● **What the task asks**
Locate and copy all lines bearing the word "Piso".

*****

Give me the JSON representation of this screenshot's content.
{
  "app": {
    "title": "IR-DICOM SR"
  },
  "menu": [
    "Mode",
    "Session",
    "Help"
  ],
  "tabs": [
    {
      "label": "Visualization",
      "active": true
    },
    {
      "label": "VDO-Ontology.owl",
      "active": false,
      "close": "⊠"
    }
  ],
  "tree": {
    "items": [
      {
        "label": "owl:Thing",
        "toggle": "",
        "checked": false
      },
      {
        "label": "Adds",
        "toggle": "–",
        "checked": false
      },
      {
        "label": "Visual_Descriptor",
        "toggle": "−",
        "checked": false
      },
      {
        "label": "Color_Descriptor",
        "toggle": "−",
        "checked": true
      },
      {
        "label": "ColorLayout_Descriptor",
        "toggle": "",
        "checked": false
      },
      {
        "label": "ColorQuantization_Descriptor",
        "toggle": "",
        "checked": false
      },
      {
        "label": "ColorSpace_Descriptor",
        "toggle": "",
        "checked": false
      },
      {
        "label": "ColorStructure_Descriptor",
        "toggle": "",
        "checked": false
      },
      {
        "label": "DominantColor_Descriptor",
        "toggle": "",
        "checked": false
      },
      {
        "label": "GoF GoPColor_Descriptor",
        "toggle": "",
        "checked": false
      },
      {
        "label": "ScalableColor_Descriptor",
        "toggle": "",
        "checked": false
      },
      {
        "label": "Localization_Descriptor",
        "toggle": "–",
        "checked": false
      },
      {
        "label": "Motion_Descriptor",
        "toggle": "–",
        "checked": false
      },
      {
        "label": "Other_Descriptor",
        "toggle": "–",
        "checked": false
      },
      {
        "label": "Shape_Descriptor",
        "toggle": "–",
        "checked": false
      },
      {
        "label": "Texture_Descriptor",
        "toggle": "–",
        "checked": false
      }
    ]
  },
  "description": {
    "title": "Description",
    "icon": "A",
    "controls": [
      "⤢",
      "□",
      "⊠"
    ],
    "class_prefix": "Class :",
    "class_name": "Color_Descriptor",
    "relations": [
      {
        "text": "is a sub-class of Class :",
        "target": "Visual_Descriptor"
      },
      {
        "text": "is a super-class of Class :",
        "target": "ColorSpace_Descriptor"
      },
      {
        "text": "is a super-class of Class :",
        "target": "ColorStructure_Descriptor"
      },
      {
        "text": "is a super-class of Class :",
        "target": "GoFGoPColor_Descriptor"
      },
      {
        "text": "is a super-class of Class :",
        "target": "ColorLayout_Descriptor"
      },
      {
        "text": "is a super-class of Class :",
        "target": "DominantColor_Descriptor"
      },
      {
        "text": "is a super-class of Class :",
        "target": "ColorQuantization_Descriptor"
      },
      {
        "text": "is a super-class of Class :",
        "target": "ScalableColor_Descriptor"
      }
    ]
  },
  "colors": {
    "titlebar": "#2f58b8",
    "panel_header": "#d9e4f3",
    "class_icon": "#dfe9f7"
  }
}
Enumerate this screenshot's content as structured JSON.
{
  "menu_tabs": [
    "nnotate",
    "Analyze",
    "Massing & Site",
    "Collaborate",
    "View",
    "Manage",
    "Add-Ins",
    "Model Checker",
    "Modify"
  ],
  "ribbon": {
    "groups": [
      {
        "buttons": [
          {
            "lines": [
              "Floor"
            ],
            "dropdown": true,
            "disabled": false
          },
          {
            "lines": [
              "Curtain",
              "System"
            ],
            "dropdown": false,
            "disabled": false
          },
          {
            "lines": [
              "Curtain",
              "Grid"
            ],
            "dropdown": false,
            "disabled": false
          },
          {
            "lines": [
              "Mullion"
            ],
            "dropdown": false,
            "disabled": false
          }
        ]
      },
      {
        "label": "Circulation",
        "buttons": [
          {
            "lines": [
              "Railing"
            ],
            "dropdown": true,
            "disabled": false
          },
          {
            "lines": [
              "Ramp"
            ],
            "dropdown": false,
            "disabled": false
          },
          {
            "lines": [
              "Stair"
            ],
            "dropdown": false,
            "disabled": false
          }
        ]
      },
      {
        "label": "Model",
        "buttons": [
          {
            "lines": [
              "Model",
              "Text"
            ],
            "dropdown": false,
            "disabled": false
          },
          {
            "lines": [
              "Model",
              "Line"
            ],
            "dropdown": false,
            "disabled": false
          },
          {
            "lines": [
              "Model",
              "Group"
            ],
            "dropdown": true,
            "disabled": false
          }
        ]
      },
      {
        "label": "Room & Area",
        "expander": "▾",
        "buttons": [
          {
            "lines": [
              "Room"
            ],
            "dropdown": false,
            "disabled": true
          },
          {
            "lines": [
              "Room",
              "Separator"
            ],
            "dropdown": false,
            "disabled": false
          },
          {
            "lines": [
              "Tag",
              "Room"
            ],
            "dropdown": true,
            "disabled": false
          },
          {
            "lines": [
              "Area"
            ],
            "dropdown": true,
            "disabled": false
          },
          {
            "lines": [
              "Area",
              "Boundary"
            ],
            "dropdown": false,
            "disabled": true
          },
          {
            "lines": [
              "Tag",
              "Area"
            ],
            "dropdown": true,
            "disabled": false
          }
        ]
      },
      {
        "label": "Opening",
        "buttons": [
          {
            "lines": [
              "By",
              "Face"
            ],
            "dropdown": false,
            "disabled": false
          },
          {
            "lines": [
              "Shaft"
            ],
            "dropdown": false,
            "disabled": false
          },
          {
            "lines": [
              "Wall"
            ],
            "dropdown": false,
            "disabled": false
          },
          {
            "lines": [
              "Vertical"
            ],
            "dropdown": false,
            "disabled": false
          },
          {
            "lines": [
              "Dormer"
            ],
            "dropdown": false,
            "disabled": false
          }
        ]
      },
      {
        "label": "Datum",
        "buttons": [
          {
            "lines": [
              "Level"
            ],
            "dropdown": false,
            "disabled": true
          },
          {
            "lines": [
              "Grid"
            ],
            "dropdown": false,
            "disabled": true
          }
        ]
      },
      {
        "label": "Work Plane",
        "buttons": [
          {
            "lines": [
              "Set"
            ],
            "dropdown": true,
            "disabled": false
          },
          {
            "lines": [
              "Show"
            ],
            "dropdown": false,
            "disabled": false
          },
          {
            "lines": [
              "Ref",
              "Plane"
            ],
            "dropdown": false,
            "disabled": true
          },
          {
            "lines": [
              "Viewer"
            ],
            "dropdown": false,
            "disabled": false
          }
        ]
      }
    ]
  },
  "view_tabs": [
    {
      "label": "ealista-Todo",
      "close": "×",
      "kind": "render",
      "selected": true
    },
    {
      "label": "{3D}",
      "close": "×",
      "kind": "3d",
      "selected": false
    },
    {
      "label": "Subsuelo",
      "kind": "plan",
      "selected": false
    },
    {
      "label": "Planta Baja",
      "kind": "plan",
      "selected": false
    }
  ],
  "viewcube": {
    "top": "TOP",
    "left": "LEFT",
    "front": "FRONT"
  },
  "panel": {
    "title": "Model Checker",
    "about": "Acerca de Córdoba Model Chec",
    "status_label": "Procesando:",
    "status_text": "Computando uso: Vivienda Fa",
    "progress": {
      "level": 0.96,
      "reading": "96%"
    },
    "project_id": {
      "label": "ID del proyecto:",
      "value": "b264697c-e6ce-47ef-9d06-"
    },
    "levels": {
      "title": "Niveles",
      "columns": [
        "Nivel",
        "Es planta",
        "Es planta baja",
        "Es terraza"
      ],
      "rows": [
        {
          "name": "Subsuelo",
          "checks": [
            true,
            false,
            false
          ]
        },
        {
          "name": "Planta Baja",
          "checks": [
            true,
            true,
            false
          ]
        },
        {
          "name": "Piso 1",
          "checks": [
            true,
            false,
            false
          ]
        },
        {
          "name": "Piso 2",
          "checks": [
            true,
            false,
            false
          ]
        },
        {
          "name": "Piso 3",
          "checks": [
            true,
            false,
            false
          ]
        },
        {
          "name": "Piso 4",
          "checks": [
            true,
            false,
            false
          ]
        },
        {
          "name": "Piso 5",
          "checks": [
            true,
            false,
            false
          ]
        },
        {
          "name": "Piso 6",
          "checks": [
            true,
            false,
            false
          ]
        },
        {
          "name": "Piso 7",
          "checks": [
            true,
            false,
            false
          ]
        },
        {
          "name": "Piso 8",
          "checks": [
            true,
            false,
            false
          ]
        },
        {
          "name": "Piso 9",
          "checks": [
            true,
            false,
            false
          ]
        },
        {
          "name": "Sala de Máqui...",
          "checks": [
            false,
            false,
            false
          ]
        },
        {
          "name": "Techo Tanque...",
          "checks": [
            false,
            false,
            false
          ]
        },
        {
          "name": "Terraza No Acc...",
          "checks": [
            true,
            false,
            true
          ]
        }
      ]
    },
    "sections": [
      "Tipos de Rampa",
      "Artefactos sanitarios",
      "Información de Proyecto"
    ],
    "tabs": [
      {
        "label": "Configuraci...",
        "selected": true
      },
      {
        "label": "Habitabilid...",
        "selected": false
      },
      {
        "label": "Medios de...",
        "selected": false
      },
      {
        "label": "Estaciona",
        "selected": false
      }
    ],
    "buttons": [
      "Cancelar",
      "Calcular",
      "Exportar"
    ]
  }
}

*****

● **Solution for this problem**
          "name": "Piso 1",
          "name": "Piso 2",
          "name": "Piso 3",
          "name": "Piso 4",
          "name": "Piso 5",
          "name": "Piso 6",
          "name": "Piso 7",
          "name": "Piso 8",
          "name": "Piso 9",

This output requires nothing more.